Rows from a figure dataset:
[START]

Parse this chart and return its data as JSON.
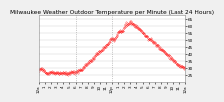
{
  "title": "Milwaukee Weather Outdoor Temperature per Minute (Last 24 Hours)",
  "title_fontsize": 4.2,
  "bg_color": "#f0f0f0",
  "plot_bg_color": "#ffffff",
  "line_color": "#ff0000",
  "grid_color": "#cccccc",
  "tick_fontsize": 3.0,
  "ylim": [
    20,
    68
  ],
  "yticks": [
    25,
    30,
    35,
    40,
    45,
    50,
    55,
    60,
    65
  ],
  "xlim": [
    0,
    1440
  ],
  "vline_positions": [
    360,
    720
  ],
  "vline_color": "#999999",
  "vline_style": ":",
  "xtick_labels": [
    "12a",
    "1",
    "2",
    "3",
    "4",
    "5",
    "6",
    "7",
    "8",
    "9",
    "10",
    "11",
    "12p",
    "1",
    "2",
    "3",
    "4",
    "5",
    "6",
    "7",
    "8",
    "9",
    "10",
    "11",
    "12a"
  ],
  "xtick_positions": [
    0,
    60,
    120,
    180,
    240,
    300,
    360,
    420,
    480,
    540,
    600,
    660,
    720,
    780,
    840,
    900,
    960,
    1020,
    1080,
    1140,
    1200,
    1260,
    1320,
    1380,
    1440
  ]
}
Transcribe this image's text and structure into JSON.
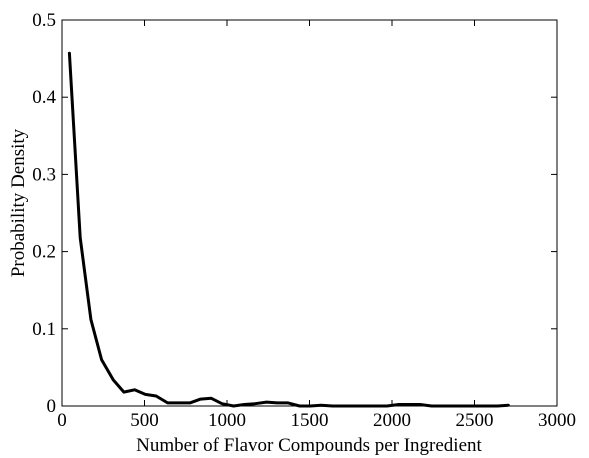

[END]

*WORK REQUIRED*. Your task is to repeat the material above exactly, without its pictures.

*WRITTEN ANSWER*.
Parse this chart and return its data as JSON.
{
  "title": "Milwaukee Weather Outdoor Temperature per Minute (Last 24 Hours)",
  "title_fontsize": 4.2,
  "bg_color": "#f0f0f0",
  "plot_bg_color": "#ffffff",
  "line_color": "#ff0000",
  "grid_color": "#cccccc",
  "tick_fontsize": 3.0,
  "ylim": [
    20,
    68
  ],
  "yticks": [
    25,
    30,
    35,
    40,
    45,
    50,
    55,
    60,
    65
  ],
  "xlim": [
    0,
    1440
  ],
  "vline_positions": [
    360,
    720
  ],
  "vline_color": "#999999",
  "vline_style": ":",
  "xtick_labels": [
    "12a",
    "1",
    "2",
    "3",
    "4",
    "5",
    "6",
    "7",
    "8",
    "9",
    "10",
    "11",
    "12p",
    "1",
    "2",
    "3",
    "4",
    "5",
    "6",
    "7",
    "8",
    "9",
    "10",
    "11",
    "12a"
  ],
  "xtick_positions": [
    0,
    60,
    120,
    180,
    240,
    300,
    360,
    420,
    480,
    540,
    600,
    660,
    720,
    780,
    840,
    900,
    960,
    1020,
    1080,
    1140,
    1200,
    1260,
    1320,
    1380,
    1440
  ]
}
Transcribe this image's text and structure into JSON.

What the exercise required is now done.